● **Text for analysis**
***

Tuesday, April 29, 2008

Maternal Ancestry of Malayalis - II

I have discussed about some of the maternal lineages of Malayalis before. At that time I didn't have any idea about my subclade. Recently, I came across a Jewish matrilineage data from yet to be published Doron M Behar's new study. I found my near match in one of the samples. That probably is a Malayali Jew lineage.


I have tested for HVRI and HVRII sequences and I have exact match in the following sequence.

EF556193 Haplogroup M
A73G T152C A263G 309.1C 315.1C G316A T489C A750G A1438G A4769G
T5201C C7028T A8701G T8843C A8860G A9180G T9540C G9947A A10398G C10400T
G10685A T10873C G11719A G12007A C12705T A13105G C14766T T14783C G15043A A15196G G15301A A15326G G15355A T15862C T15968C C16223T T16263C T16519C C16527T

My HVR sequence:

HVR1 : 16223T,16263C,16519C,16527T
HVR2 : 73G,152C,263G,309.1C,315.1C,316A,489C

I most likely belong to mtDNA haplogroup M4* as the complete sequence has mutation at location 12007.

M Derived: (HVR1 sequence)
M50* : 223, 263, 519 (*)

*Update 1-may-2008:
Behar et al. paper is out. I belong to mtDNA M50* subclade of macro haplogroup M4'30.

***

● **Task requirements**
1. From the blog post on the maternal ancestry of Malayalis, list every mutation given for the writer's HVR2 sequence.
2. Quote the blog post on the maternal ancestry of Malayalis word for word. Begin with the words "Maternal Ancestry of" and stop after "the following sequence.".
3. Extend the blog post on the maternal ancestry of Malayalis by continuing on from its last sentence.

Extracted records
***

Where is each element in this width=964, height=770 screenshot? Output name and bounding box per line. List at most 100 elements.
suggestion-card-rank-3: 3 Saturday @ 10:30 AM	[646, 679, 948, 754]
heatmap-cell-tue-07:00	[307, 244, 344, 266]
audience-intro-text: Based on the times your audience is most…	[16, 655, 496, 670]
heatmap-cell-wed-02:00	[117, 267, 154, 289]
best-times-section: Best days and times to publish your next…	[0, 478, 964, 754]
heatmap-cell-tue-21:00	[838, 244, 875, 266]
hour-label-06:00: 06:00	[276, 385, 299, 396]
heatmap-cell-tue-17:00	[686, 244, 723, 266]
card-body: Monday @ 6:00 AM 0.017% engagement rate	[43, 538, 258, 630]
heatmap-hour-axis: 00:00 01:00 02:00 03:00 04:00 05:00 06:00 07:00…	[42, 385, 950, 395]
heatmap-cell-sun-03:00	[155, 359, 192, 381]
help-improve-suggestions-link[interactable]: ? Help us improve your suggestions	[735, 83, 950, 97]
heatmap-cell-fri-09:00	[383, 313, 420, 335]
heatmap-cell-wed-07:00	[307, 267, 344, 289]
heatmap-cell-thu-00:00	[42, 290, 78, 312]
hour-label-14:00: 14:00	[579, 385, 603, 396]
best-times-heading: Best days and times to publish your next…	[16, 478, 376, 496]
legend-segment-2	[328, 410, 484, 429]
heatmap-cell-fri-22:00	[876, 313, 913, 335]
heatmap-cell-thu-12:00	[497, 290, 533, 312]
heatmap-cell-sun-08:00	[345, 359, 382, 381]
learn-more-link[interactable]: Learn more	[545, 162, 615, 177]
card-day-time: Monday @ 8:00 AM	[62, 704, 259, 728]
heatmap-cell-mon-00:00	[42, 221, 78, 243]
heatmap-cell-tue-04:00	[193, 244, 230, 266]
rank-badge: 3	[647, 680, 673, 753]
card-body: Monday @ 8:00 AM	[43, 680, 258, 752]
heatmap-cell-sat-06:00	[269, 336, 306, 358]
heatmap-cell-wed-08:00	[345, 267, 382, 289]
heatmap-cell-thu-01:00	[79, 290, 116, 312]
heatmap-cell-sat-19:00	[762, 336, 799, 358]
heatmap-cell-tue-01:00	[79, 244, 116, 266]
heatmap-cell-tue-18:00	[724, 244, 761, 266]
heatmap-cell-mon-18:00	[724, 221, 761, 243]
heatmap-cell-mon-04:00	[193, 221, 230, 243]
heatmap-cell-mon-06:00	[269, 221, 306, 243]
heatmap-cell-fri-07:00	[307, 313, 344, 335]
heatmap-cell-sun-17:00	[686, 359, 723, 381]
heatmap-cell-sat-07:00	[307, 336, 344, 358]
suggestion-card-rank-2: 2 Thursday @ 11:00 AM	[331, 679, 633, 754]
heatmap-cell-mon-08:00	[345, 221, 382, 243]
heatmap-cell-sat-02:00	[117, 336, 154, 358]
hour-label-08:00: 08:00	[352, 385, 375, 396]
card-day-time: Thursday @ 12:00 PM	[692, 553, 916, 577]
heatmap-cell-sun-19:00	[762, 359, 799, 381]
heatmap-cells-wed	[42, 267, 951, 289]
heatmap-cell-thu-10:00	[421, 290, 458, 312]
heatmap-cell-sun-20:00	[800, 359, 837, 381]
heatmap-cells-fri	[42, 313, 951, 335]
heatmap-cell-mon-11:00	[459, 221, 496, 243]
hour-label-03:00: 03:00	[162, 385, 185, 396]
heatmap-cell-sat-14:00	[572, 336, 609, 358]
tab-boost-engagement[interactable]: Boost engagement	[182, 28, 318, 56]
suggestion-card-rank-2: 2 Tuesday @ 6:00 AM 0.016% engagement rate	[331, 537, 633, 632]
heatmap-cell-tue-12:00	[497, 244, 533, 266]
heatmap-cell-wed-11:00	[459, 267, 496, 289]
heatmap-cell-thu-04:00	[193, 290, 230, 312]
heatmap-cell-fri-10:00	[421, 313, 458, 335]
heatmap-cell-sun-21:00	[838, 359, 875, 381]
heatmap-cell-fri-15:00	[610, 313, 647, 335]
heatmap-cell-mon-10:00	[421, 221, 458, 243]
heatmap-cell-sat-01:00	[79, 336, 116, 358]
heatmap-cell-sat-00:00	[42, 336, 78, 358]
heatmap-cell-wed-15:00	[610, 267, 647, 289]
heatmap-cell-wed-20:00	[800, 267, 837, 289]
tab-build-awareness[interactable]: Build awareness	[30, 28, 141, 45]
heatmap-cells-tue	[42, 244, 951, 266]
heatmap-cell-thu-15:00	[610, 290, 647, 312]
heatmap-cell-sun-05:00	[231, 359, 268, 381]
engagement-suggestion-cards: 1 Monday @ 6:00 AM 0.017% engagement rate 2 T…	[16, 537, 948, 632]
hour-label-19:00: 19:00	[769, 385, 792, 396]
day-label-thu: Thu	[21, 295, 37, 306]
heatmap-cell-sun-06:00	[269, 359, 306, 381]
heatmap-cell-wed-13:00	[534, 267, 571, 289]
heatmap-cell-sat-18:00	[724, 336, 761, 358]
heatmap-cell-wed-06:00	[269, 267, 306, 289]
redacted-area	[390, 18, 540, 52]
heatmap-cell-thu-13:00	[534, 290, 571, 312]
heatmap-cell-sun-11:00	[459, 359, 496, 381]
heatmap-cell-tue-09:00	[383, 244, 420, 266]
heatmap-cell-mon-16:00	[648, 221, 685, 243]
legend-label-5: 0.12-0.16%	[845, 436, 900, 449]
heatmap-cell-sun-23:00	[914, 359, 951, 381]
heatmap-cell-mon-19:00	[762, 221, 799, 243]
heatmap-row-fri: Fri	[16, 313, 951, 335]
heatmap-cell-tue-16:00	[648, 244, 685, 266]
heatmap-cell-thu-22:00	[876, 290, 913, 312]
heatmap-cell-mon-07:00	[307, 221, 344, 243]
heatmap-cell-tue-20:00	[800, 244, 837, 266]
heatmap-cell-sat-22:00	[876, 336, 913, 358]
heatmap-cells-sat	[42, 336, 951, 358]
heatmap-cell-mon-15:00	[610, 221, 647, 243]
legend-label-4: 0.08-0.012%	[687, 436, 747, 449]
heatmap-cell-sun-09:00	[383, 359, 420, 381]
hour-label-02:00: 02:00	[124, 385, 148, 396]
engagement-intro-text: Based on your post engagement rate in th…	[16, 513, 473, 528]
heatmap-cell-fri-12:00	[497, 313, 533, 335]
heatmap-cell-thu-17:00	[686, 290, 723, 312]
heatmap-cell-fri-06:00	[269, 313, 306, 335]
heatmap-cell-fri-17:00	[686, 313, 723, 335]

***

● **Results by task**
1. 73G, 152C, 263G, 309.1C, 315.1C, 316A, 489C

2.
Maternal Ancestry of Malayalis - II

I have discussed about some of the maternal lineages of Malayalis before. At that time I didn't have any idea about my subclade. Recently, I came across a Jewish matrilineage data from yet to be published Doron M Behar's new study. I found my near match in one of the samples. That probably is a Malayali Jew lineage.


I have tested for HVRI and HVRII sequences and I have exact match in the following sequence.

3.
Update 10-May-2008:
Ibra has pointed out that the designation M50 has already been used in the study "Austro-Asiatic Tribes of Northeast India Provide Hitherto Missing Genetic Link between South and Southeast Asia", by Reddy et al. (2007). I appears Behar et al. are oblivious of this paper as they declare the designation is a new one. We can expect M50 getting a new name.

6 comments:

Ibra said...

Congratulations Manju! The mutation at location 12007 would have been the biggest hint. So what is the estimated frequency of M4 in that part Indian?

Manju Edangam said...

Thanks :-)!

I am not sure about the distribution. It appears 12007 has been rarely tested until now.

Ian Logan's database has some collection. I have many HVR1 matches all over India from Metspalu et al. 2004 database(pointed by you).

Manju Edangam said...

It appears 12007 has been rarely tested until now.

May be that's not the right way to put it. If a coding region full sequence is conducted 12007 would appear anyway. However, I haven't observed it in Metspalu et al. data base. I am not sure whether Geneticists would test for selective mutations when it comes to mtDNA as in Y-chromosome.

Maju said...

In regard to this, you may be interested in the latest paper on Jewish mtDNA ancestry all around the world (India included) by D.M. Behar et al. at PLOS ONE:

http://www.plosone.org/article/info%3Adoi%2F10.1371%2Fjournal.pone.0002062

I did not see any M4 among either Mumbai or Cochin Jews (M5 is most frequent among these) but they have it clear anyhow that M clades (among others) are native introgressions.

Manju Edangam said...

Maju, I have updated the post.


I did not see any M4 among either Mumbai or Cochin Jews (M5 is most frequent among these)


M50 is the subclade of M4'30 (or M4 or M30).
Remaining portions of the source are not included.